• **To do**: Search the data for the word "bishebao". Reproduce every line where it is found.

• **Entries**:
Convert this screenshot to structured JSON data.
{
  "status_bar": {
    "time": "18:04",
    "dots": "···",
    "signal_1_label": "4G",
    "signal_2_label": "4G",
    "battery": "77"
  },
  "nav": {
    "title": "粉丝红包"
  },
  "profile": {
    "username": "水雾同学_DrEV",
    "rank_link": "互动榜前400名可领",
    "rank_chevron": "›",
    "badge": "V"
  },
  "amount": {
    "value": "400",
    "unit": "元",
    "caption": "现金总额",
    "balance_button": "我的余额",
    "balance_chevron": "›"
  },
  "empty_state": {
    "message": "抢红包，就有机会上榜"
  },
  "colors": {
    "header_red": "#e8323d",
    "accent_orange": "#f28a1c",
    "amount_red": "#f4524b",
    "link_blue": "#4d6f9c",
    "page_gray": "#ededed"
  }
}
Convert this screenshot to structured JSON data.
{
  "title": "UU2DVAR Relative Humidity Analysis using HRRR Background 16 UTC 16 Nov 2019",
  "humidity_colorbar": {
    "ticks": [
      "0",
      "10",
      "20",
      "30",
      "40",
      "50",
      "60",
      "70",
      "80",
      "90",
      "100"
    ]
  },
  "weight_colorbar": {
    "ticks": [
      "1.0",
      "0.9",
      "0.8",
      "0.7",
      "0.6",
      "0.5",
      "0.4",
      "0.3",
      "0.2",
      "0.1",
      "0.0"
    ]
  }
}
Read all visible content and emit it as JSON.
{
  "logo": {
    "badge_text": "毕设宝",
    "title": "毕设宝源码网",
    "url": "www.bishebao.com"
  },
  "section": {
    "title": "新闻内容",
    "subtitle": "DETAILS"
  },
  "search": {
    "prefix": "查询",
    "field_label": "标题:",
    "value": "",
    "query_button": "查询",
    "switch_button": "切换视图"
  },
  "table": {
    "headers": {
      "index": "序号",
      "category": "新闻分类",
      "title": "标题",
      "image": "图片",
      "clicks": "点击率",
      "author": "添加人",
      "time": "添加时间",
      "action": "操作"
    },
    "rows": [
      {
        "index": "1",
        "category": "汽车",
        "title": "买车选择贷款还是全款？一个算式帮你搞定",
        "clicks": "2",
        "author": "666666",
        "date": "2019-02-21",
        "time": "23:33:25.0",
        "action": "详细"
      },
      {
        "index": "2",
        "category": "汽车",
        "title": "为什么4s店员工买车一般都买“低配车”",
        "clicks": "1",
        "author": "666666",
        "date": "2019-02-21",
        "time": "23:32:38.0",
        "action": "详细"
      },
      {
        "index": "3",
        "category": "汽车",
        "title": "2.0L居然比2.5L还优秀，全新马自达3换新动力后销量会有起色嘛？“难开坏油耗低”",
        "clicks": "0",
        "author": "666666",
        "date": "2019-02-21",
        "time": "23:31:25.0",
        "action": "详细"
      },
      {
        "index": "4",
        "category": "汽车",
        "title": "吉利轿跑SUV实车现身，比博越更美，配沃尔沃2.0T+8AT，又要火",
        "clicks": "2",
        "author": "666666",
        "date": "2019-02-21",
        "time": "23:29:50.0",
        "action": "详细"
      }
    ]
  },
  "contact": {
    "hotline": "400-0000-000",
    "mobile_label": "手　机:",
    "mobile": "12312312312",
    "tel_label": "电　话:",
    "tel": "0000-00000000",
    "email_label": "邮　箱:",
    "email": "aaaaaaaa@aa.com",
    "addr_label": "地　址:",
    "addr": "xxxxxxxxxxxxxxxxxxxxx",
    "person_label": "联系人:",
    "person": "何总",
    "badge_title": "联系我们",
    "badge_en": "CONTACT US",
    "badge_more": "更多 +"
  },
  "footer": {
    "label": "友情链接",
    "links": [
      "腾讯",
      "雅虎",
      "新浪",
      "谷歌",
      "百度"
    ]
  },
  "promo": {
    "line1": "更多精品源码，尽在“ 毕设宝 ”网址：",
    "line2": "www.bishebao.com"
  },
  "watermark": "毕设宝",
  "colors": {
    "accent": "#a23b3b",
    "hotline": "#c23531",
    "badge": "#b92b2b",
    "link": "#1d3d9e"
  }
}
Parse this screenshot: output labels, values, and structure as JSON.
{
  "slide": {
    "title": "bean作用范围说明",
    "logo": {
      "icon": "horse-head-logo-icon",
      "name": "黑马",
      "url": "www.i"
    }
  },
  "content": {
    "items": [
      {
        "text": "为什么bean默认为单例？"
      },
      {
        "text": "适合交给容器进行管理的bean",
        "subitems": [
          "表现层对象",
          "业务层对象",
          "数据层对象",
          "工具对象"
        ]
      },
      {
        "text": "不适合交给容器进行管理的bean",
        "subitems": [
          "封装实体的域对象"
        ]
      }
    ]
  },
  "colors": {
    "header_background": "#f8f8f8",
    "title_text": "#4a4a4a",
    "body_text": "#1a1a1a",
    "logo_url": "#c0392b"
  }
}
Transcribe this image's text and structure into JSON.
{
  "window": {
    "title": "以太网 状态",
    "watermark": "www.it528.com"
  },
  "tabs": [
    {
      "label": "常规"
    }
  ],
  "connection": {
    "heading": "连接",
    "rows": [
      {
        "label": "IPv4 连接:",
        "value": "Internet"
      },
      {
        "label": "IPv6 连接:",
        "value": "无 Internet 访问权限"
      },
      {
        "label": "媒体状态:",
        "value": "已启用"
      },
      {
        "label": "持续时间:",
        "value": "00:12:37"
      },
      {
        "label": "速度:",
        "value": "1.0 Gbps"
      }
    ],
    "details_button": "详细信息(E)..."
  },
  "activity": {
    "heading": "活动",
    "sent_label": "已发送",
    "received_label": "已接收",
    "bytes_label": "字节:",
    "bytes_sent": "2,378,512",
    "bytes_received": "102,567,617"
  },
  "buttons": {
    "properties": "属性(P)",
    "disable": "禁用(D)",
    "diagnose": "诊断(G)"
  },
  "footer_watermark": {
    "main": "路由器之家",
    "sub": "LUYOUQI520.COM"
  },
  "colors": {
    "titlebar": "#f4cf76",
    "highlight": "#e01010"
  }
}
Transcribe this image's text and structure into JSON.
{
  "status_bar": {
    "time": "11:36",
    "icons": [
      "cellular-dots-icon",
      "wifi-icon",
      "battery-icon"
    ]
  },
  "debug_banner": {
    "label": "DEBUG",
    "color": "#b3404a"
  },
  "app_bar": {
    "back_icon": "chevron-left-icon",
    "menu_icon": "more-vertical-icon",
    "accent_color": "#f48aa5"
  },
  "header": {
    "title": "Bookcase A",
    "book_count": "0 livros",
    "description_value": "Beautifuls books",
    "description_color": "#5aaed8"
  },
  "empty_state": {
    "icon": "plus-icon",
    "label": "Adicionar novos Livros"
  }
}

• **Written solution**:
    "url": "www.bishebao.com"
    "line2": "www.bishebao.com"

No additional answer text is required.